Rows from a figure dataset

↓↓↓

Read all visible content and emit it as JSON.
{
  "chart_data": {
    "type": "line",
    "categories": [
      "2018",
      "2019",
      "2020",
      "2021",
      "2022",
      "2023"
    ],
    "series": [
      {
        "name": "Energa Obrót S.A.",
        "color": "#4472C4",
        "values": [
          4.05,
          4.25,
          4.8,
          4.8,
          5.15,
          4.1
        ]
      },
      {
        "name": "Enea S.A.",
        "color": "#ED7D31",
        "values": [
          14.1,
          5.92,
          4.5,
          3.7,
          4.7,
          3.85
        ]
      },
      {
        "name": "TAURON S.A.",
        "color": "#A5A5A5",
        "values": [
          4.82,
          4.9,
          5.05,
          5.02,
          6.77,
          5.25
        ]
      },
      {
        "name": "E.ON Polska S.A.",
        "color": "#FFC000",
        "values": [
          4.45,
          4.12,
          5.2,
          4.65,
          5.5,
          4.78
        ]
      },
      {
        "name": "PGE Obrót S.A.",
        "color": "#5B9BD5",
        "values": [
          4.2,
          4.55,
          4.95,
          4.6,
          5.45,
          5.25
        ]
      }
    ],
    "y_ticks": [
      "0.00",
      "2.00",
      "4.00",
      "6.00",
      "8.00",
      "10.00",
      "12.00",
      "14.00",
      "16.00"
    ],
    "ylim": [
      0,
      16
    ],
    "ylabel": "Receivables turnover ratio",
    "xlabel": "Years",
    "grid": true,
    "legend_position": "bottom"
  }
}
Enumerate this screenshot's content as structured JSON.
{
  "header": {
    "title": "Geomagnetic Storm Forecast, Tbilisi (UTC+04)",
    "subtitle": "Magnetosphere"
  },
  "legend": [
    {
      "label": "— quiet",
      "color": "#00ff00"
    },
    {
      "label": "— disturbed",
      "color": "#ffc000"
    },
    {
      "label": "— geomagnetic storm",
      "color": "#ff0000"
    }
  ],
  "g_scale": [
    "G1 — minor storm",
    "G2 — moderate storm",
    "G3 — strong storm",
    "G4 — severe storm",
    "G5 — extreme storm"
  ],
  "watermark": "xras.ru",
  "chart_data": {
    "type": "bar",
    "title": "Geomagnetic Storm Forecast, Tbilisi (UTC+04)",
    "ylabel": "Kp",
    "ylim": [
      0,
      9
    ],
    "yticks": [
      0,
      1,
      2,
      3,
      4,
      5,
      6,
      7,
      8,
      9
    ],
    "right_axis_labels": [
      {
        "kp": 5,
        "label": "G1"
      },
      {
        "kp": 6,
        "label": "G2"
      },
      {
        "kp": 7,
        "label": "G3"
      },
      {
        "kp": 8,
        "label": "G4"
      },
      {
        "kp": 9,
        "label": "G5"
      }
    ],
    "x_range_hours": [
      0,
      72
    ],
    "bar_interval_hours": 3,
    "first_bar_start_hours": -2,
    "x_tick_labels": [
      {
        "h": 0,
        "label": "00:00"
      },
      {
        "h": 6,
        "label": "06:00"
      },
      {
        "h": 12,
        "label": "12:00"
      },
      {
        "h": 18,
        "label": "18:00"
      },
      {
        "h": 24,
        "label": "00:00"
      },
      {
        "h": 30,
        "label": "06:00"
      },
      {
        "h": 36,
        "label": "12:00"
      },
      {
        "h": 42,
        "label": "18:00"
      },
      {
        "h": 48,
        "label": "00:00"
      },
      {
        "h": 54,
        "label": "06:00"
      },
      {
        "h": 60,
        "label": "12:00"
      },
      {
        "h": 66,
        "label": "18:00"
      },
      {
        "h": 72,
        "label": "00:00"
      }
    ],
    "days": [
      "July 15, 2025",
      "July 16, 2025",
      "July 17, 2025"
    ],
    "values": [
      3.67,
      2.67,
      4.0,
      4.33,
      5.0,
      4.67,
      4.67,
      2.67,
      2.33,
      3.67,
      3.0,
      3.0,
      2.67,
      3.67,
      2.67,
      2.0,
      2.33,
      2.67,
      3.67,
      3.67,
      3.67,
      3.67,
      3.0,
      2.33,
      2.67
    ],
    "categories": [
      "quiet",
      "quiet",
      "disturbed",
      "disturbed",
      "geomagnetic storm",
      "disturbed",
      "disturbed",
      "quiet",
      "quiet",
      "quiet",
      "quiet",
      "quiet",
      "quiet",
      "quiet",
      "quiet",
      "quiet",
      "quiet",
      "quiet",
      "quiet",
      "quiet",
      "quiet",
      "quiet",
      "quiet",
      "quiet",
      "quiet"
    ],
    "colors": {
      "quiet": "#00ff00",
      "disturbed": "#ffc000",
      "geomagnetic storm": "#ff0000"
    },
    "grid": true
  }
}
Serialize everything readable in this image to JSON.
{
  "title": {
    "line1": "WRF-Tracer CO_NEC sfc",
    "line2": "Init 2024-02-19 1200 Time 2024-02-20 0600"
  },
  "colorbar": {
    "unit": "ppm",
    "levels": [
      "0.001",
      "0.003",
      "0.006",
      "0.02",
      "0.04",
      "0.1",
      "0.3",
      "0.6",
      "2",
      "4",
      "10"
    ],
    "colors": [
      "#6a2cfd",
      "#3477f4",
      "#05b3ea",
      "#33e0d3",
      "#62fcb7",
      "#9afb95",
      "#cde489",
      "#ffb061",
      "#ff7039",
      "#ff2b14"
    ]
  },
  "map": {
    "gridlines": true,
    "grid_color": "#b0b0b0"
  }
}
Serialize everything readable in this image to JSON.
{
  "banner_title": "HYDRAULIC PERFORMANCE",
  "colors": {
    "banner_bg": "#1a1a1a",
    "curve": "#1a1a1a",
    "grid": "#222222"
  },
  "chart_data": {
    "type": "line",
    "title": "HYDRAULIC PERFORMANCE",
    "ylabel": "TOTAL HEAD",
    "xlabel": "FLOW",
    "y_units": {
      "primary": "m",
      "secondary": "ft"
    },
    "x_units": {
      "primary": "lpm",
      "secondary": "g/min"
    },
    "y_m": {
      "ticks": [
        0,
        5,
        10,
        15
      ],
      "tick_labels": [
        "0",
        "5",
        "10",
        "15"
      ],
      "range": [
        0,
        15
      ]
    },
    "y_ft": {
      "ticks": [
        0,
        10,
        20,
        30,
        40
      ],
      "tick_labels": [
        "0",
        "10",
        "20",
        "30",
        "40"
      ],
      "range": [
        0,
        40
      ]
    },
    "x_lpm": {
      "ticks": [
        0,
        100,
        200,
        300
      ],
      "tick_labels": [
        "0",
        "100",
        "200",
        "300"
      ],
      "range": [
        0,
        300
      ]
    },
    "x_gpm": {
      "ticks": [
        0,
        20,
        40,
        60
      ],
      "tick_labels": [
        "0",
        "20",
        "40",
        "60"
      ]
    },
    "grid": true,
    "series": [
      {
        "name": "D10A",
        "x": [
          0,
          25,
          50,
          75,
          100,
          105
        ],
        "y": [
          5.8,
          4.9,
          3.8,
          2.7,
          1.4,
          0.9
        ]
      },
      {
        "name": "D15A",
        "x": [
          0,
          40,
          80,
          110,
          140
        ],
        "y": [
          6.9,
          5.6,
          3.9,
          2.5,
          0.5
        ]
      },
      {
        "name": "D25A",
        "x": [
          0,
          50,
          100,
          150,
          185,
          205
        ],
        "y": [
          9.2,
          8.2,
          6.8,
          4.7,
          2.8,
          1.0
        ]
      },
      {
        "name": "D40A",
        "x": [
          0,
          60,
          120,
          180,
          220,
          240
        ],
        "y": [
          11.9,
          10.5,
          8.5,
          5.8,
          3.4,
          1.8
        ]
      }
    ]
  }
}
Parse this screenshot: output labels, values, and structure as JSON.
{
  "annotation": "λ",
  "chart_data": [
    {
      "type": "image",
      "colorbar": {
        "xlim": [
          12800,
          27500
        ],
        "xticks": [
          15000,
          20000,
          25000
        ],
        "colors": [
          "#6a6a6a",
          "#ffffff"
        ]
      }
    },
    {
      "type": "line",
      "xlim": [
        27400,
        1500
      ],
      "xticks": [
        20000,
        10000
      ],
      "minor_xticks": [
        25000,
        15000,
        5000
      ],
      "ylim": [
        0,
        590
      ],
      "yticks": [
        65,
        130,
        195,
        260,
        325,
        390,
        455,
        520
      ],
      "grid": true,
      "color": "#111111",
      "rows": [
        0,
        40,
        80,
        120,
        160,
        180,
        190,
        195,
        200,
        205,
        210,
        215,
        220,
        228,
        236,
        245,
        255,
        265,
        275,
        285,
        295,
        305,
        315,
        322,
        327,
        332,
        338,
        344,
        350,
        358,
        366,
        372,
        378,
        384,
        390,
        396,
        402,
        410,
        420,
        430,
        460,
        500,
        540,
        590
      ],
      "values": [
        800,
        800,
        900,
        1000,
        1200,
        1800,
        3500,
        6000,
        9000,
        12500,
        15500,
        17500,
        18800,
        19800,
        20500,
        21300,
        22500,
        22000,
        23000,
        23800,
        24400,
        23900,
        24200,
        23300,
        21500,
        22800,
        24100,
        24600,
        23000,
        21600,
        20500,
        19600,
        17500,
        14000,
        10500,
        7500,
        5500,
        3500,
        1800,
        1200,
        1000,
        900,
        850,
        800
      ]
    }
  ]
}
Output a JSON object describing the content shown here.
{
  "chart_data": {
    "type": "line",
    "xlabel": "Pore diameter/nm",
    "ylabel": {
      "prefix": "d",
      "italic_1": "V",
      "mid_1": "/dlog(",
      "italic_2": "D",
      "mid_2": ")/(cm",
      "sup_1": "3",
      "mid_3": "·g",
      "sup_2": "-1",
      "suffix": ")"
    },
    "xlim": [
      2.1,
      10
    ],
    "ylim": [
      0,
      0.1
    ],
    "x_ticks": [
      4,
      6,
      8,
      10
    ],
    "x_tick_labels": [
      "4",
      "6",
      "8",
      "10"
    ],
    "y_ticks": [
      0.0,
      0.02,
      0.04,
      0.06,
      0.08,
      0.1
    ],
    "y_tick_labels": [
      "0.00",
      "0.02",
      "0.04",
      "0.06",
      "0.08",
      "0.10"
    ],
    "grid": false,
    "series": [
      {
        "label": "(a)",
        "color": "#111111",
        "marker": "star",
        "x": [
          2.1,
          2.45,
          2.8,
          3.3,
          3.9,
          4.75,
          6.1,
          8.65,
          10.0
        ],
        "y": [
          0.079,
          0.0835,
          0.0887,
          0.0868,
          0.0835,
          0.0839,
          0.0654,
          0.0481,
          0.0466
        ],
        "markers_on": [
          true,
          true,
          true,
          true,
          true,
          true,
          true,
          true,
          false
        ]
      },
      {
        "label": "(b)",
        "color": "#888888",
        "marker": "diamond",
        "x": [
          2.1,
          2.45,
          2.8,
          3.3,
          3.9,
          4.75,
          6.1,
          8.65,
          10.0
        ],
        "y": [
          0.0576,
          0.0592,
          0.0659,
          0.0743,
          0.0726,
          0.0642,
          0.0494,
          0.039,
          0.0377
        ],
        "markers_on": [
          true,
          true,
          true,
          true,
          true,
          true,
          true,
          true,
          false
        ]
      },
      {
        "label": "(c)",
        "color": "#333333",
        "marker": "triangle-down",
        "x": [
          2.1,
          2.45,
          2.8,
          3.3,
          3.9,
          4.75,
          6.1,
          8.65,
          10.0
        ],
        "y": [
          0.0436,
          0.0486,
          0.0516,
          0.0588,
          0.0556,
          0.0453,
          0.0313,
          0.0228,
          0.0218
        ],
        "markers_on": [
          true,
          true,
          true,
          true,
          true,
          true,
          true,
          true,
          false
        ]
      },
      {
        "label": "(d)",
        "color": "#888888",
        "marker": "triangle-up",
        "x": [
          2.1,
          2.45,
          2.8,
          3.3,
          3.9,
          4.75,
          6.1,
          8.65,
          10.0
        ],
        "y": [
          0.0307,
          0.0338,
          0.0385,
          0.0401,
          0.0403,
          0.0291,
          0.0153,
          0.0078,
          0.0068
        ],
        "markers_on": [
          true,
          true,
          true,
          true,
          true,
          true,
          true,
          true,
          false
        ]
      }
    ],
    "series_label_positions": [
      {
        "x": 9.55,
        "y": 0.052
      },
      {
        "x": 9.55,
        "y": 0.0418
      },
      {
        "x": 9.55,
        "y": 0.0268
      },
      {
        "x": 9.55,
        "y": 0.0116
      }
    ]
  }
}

↑↑↑

** Task **
Collect the complete line wherever the string "name" appears in the records.

** Result of the task **
        "name": "Energa Obrót S.A.",
        "name": "Enea S.A.",
        "name": "TAURON S.A.",
        "name": "E.ON Polska S.A.",
        "name": "PGE Obrót S.A.",
        "name": "D10A",
        "name": "D15A",
        "name": "D25A",
        "name": "D40A",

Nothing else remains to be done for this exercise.